-- START --

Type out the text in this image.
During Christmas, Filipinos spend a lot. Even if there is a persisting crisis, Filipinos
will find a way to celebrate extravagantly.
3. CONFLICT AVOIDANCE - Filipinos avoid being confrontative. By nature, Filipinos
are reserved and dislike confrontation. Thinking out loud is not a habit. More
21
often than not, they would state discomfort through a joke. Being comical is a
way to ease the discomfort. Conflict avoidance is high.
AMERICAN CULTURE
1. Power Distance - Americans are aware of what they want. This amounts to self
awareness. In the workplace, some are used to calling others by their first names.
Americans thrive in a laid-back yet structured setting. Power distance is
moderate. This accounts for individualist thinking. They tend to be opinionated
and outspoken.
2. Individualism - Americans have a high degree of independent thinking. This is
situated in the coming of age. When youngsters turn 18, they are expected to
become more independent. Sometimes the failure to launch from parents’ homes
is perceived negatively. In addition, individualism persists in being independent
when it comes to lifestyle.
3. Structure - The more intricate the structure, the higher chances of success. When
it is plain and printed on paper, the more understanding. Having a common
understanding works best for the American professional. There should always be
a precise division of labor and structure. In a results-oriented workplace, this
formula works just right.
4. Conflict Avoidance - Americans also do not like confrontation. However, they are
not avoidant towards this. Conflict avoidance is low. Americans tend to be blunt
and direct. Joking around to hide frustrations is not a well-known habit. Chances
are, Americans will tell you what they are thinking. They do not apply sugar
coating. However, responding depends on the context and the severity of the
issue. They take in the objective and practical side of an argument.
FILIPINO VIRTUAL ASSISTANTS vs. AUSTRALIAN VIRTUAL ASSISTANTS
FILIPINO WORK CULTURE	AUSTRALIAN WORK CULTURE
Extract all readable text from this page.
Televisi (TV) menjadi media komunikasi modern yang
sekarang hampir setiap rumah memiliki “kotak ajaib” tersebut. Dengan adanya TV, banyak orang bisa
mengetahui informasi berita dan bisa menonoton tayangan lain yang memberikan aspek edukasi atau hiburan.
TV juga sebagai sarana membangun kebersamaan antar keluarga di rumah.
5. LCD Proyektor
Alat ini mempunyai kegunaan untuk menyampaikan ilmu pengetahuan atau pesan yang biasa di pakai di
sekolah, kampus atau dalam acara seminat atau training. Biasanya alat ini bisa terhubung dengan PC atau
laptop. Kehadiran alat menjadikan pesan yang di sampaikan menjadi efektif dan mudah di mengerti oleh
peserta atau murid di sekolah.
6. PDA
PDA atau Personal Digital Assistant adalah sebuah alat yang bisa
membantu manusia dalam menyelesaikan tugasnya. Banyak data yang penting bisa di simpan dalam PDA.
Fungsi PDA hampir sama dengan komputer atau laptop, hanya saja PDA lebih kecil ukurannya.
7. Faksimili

-- END --

**WORK TO DO**: Find every line holding the word "works"; give their count and nothing else.

**SOLUTION TO THIS EXERCISE**: 2